_Given problem_. Tally the lines containing "уведомлений" and report the number alone.

_Input data_.
★ ★ ★ ★ ★

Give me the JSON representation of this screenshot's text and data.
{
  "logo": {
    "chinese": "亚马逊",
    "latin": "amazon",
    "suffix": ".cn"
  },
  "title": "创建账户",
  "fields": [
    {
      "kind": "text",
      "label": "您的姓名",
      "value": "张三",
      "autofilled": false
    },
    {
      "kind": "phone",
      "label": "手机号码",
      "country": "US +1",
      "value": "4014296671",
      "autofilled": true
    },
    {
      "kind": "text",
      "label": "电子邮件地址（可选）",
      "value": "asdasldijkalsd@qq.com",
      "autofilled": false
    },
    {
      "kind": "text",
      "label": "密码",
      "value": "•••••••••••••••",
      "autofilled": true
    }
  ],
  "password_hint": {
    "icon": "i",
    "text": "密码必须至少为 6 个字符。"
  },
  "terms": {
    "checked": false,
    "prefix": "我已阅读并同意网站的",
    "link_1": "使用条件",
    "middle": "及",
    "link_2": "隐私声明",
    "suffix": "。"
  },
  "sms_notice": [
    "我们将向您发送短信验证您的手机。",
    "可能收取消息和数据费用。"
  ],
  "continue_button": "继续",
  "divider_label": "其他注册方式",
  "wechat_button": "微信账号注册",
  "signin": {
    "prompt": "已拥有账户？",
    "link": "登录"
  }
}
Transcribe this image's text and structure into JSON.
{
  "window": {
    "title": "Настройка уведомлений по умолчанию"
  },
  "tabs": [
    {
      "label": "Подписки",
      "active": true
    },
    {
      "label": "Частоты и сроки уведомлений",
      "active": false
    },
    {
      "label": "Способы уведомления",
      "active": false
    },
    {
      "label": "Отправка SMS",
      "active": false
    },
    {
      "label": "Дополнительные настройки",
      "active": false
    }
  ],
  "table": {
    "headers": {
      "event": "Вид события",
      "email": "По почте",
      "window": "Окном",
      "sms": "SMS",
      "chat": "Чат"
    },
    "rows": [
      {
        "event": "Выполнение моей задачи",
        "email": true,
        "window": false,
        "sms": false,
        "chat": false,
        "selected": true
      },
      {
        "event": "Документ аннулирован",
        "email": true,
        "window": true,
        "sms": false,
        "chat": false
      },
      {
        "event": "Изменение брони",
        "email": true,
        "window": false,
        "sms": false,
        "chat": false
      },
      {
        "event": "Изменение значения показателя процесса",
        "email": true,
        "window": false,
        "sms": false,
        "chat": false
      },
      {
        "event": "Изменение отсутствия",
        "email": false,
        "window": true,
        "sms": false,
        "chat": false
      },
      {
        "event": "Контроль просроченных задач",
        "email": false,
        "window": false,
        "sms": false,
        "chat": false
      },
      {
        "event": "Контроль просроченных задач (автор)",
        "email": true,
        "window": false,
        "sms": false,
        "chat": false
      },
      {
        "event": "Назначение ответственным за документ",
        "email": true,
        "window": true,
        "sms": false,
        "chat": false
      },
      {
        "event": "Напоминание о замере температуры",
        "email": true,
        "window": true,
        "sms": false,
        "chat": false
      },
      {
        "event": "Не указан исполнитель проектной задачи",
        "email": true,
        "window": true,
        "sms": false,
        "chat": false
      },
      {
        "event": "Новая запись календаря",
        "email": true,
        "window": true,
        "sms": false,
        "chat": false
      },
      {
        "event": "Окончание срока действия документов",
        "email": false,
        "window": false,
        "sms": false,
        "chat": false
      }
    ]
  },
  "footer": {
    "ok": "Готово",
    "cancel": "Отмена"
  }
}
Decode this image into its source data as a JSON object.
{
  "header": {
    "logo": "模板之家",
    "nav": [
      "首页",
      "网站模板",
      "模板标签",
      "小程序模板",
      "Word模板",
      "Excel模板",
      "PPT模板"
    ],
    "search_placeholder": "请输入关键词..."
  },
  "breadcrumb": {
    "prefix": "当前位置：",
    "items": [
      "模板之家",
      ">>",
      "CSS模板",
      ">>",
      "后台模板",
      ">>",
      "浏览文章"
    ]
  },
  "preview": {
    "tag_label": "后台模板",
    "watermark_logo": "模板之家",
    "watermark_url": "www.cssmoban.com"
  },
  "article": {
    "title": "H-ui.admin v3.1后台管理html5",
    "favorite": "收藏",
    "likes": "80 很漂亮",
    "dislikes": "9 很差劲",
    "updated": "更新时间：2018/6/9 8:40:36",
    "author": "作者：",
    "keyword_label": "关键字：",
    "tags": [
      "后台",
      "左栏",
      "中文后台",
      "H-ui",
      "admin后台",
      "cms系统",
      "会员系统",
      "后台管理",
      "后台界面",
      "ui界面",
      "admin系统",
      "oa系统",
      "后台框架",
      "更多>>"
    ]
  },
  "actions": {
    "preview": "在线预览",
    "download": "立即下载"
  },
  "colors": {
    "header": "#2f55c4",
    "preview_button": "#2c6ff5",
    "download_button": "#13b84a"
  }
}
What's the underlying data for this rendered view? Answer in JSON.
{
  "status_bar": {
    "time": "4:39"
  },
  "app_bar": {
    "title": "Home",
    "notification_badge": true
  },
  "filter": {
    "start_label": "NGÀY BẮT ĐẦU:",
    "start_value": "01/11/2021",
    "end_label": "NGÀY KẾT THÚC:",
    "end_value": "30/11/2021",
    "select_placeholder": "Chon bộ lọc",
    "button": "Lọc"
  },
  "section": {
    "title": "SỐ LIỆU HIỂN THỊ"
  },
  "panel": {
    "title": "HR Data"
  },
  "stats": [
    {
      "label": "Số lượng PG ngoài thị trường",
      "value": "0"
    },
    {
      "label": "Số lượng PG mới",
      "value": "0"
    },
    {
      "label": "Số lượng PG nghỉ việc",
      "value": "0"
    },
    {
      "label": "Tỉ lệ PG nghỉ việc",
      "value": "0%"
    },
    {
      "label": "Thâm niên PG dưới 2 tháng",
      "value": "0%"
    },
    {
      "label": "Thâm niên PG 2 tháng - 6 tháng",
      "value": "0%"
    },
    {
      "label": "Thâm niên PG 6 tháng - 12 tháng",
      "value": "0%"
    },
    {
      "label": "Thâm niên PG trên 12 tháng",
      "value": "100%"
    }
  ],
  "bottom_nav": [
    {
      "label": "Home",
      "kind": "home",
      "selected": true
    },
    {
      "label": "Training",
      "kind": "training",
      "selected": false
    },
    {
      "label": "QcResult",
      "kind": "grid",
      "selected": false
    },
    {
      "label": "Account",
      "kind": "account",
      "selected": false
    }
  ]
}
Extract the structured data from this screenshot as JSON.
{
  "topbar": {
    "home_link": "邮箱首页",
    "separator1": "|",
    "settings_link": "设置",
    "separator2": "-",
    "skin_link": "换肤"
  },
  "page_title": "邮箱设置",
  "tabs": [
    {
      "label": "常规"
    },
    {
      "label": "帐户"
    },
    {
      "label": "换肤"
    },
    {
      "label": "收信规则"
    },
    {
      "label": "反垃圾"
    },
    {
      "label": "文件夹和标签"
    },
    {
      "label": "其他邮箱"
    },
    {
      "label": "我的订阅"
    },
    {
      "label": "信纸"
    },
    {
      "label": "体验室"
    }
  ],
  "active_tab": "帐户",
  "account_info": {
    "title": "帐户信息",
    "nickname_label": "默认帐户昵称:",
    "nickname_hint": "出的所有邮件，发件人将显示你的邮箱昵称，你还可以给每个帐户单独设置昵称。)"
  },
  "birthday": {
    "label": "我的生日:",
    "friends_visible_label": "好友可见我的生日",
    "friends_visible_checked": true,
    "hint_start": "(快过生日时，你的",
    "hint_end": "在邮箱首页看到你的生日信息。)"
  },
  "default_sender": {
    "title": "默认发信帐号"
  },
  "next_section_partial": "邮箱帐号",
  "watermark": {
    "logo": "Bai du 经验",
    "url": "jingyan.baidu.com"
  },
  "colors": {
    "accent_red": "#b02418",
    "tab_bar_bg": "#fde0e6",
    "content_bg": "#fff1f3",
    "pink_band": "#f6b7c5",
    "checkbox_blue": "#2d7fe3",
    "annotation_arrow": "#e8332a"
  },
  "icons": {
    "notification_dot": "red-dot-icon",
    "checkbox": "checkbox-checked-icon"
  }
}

★ ★ ★ ★ ★

_Task output_. 2